依頼 A =
女性アスリートに関する記事を読み、次の問いに答えよ。
(i) 夏季五輪に初めて女子選手が参加したのはどの大会か。
(ii) 1964年の東京大会で、女子選手は全体の何%だったか。
(iii) 荒木絵里香さんが代表理事を務める団体の名前は何か。
依頼 B = 女性アスリートに関する記事のうち、「パリ五輪に出場する陸上のアリ」で始まり「明るくなることを願って――。」で終わる部分を、一字も変えずにそのまま繰り返せ。
依頼 C = 女性アスリートに関する記事の続きを、最後に示された文の後から書き継げ。

THE ANSWER / 2024年7月30日 10時43分

パリ五輪に出場する陸上のアリカ・シュミットは容姿がスポンサー獲得の一助になっているという【写真:Getty Images】

■「シン・オリンピックのミカタ」#25 女性アスリートの今を考える――伊藤華英×荒木絵里香対談

 スポーツ文化・育成&総合ニュースサイト「THE ANSWER」はパリ五輪期間中、「シン・オリンピックのミカタ」と題した特集を連日展開。これまでの五輪で好評だった「オリンピックのミカタ」をスケールアップさせ、大のスポーツファンも、4年に一度だけスポーツを観る人も、五輪をもっと楽しみ、もっと学べる“見方”をさまざまな角度から伝えていく。「社会の縮図」とも言われるスポーツの魅力や価値が社会に根付き、スポーツの未来がより明るくなることを願って――。

 スポーツ界で近年、急速に変化が起こりつつあるのが、女性アスリートの環境だ。夏季五輪に初めて女子選手が参加したのは今回と同じ1900年パリ大会。1964年の東京大会は出場選手5151人のうち女子は678人で全体の13.2%だったが、「ジェンダー平等の推進」がテーマに掲げられた2021年の東京大会で48.8%とほぼ半数に。こうしてスポーツで女性が活躍するとともに、月経とコンディショニング、結婚・出産とキャリアプランなど、女性アスリート特有の課題が注目され始めた。

 こうした課題を先進的に取り上げてきた「THE ANSWER」はパリ五輪に合わせ、競泳・伊藤華英さんとバレーボール・荒木絵里香さんの対談を企画。五輪出場経験を持つ2人は引退後、伊藤さんは部活生や指導者らに月経にまつわる情報発信や講演を行う教育プログラム「スポーツを止めるな 1252プロジェクト」のリーダー、荒木さんは実際に出産または出産を考えている女性アスリート、関係者らの支援を行う団体「MAN(ママ・アスリート・ネットワーク)」の代表理事を務める。

生データ =
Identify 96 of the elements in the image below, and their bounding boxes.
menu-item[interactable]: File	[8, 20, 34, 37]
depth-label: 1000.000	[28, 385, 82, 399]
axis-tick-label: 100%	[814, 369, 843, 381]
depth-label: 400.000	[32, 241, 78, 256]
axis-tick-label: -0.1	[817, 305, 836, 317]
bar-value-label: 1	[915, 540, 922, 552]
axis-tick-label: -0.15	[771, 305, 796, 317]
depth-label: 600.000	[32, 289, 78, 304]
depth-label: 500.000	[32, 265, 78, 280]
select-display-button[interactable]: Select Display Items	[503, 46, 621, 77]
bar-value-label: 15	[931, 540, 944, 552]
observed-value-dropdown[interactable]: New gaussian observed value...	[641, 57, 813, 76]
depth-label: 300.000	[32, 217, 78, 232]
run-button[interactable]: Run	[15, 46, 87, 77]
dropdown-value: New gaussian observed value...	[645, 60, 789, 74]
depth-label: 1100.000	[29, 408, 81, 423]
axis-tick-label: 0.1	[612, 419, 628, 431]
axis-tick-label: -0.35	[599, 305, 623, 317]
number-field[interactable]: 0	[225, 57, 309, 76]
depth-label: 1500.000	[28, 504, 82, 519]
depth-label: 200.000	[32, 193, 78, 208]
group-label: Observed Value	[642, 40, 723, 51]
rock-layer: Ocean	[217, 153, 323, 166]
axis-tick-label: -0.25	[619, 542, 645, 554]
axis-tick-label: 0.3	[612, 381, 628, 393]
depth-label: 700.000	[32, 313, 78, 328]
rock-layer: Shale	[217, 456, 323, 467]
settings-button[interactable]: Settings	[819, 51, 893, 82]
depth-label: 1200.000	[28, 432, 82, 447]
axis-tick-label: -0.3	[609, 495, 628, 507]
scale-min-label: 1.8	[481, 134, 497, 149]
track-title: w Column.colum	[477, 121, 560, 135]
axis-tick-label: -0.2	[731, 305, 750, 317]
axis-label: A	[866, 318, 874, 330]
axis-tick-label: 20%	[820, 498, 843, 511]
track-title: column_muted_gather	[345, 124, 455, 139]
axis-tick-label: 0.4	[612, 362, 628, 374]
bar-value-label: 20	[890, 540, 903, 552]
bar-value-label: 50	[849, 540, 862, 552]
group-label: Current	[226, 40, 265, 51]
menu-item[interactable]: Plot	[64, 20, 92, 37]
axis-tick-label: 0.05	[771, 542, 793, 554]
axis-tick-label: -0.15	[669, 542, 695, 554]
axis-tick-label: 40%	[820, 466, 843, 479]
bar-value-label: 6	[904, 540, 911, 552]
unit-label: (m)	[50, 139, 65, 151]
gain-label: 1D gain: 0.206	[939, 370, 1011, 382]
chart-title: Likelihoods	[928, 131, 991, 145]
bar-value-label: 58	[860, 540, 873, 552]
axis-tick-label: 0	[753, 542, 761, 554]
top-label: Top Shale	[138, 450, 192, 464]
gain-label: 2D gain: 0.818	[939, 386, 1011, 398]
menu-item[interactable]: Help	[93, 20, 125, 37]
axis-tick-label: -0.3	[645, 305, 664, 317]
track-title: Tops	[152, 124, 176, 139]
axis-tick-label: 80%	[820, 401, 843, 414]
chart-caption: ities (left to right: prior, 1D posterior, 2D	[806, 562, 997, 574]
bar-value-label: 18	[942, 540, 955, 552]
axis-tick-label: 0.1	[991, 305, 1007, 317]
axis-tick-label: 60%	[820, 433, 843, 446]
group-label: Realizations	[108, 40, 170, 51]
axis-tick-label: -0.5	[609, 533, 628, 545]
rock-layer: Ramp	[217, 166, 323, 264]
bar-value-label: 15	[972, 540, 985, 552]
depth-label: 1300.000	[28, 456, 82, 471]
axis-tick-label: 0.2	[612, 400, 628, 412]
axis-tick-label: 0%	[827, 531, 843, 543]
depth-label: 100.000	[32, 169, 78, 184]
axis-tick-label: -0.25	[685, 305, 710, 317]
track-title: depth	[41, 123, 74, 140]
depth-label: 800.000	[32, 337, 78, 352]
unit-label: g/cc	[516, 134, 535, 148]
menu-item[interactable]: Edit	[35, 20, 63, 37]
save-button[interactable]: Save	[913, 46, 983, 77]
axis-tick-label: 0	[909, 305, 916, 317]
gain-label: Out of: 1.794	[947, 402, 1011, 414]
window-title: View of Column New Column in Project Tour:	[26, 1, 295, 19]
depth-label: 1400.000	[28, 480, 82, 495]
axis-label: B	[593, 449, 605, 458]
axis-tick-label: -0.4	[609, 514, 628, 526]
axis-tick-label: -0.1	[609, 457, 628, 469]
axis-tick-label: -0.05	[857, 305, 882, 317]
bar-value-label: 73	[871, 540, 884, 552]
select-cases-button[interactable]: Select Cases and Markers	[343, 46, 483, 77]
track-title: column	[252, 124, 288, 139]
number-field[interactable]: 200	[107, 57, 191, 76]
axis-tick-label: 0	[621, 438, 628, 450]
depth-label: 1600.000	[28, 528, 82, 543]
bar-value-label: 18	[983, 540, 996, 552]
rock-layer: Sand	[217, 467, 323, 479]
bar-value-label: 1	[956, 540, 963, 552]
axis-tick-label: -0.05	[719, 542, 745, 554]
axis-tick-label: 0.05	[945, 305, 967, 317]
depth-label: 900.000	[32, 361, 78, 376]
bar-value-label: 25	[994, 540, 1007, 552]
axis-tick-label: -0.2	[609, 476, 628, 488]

記述回答 A =
(i) 1900年パリ大会
(ii) 13.2%
(iii) MAN(ママ・アスリート・ネットワーク)

記述回答 B =
パリ五輪に出場する陸上のアリカ・シュミットは容姿がスポンサー獲得の一助になっているという【写真:Getty Images】

■「シン・オリンピックのミカタ」#25 女性アスリートの今を考える――伊藤華英×荒木絵里香対談

 スポーツ文化・育成&総合ニュースサイト「THE ANSWER」はパリ五輪期間中、「シン・オリンピックのミカタ」と題した特集を連日展開。これまでの五輪で好評だった「オリンピックのミカタ」をスケールアップさせ、大のスポーツファンも、4年に一度だけスポーツを観る人も、五輪をもっと楽しみ、もっと学べる“見方”をさまざまな角度から伝えていく。「社会の縮図」とも言われるスポーツの魅力や価値が社会に根付き、スポーツの未来がより明るくなることを願って――。

記述回答 C =
 そんな彼女たちが、2024年の今、スポーツ界の最前線で感じている女性アスリートの課題とは――。第5回は「女性アスリートと報道」。ルッキズム(外見至上主義)が拍車をかける「美人すぎる」との形容詞がつく報道や、観客を含めた性的意図を持った撮影に警鐘を鳴らした。(取材・構成=THE ANSWER編集部・神原 英彰)

 ◇ ◇ ◇

――ここまで女性アスリートの結婚・出産について話してきましたが、その中に「パパアスリート」は使わないけど「ママアスリート」は使うなど、私たちメディアの在り方も課題があると感じています。「美人すぎるアスリート」という表現もまだ使われることもありますが、元アスリートの立場でどう受け止めていますか?

伊藤「2018年の平昌オリンピックではIOC(国際オリンピック員会)から女性アスリートに『美しい』という表現を減らしましょうという指針が出されました。また、報道内容もプライベートの話題が男性より女性の方が多く、逆にパフォーマンスに関連する話題は女性より男性に多いという統計が示されました。これは日本のみならず、国際的な認識です。女性アスリートはどうしても『綺麗』『可愛い』に報道の姿勢が流れやすい。男女問わず、アスリートとしてのリスペクトを持った報道が望ましいですね」

――近年はルッキズムという問題がスポーツメディアでも取り沙汰されています。男性目線で報じられることが多いメディアの課題でもあります。

伊藤「経済も回しているのは現時点では、まだまだ男性が多い。日本のスポーツ団体の役員クラスでは女性が全体の1%と言われ、意思決定する立場の女性が少ないです。日本のジェンダーギャップ指数は世界146か国で118位。そうした背景があり、ジェンダーバランスが叫ばれる日本スポーツ界は各競技団体の理事の4割に女性を入れることを求めています。ただ、仮に4割いなくても、男性のことも、女性のことも対等に考えてくれる人がいてくれたらいい。女性も経済的に進出していく必要もあります。そうするためには出産・子育てなど、いろんなことを解決しないと難しいですね」

荒木「そこは難しいですよね、本当に」

伊藤「現在、女性の人数を求められるものが多いですが、仕事としての責任もあるし、難しいですね」


荒木絵里香さんは「メグカナ」の苦労を間近で見続けてきた【写真:松橋晶子】

■荒木さんが見た「メグカナ」の葛藤「しなくていい苦労をしていた」

――荒木さんは女子バレー人気全盛時代を歩みました。特に、同い年だった栗原恵選手と大山加奈選手は「プリンセス・メグ」「パワフル・カナ」という愛称がメディアにつけられ、過剰な報道を肌で感じていたと思います。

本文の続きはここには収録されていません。